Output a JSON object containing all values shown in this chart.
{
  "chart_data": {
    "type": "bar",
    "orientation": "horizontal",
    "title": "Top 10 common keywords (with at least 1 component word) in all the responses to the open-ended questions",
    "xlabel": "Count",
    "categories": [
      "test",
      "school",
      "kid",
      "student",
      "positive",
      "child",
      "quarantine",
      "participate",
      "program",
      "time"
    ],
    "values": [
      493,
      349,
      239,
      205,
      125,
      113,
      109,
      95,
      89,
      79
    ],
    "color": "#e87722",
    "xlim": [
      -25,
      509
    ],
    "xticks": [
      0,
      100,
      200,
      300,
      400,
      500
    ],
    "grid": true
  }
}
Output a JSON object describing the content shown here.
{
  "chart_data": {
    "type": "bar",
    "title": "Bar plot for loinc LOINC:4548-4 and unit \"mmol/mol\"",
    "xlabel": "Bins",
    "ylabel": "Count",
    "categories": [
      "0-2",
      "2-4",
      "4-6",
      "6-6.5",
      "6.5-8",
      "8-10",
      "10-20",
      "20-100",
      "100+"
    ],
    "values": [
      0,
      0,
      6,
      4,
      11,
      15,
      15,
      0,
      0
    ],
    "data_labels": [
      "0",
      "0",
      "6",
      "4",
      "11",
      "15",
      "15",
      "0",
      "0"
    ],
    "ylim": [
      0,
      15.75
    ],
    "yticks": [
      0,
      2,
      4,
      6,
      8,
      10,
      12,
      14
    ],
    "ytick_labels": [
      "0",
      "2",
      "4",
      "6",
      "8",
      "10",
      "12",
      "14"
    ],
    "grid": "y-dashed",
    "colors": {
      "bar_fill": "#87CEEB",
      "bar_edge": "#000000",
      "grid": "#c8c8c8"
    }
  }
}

→ WHAT TO WORK ON
Give the entries once more, exactly as they appear.

→ WRITTEN RESPONSE
Output a JSON object containing all values shown in this chart.
{
  "chart_data": {
    "type": "bar",
    "orientation": "horizontal",
    "title": "Top 10 common keywords (with at least 1 component word) in all the responses to the open-ended questions",
    "xlabel": "Count",
    "categories": [
      "test",
      "school",
      "kid",
      "student",
      "positive",
      "child",
      "quarantine",
      "participate",
      "program",
      "time"
    ],
    "values": [
      493,
      349,
      239,
      205,
      125,
      113,
      109,
      95,
      89,
      79
    ],
    "color": "#e87722",
    "xlim": [
      -25,
      509
    ],
    "xticks": [
      0,
      100,
      200,
      300,
      400,
      500
    ],
    "grid": true
  }
}
Output a JSON object describing the content shown here.
{
  "chart_data": {
    "type": "bar",
    "title": "Bar plot for loinc LOINC:4548-4 and unit \"mmol/mol\"",
    "xlabel": "Bins",
    "ylabel": "Count",
    "categories": [
      "0-2",
      "2-4",
      "4-6",
      "6-6.5",
      "6.5-8",
      "8-10",
      "10-20",
      "20-100",
      "100+"
    ],
    "values": [
      0,
      0,
      6,
      4,
      11,
      15,
      15,
      0,
      0
    ],
    "data_labels": [
      "0",
      "0",
      "6",
      "4",
      "11",
      "15",
      "15",
      "0",
      "0"
    ],
    "ylim": [
      0,
      15.75
    ],
    "yticks": [
      0,
      2,
      4,
      6,
      8,
      10,
      12,
      14
    ],
    "ytick_labels": [
      "0",
      "2",
      "4",
      "6",
      "8",
      "10",
      "12",
      "14"
    ],
    "grid": "y-dashed",
    "colors": {
      "bar_fill": "#87CEEB",
      "bar_edge": "#000000",
      "grid": "#c8c8c8"
    }
  }
}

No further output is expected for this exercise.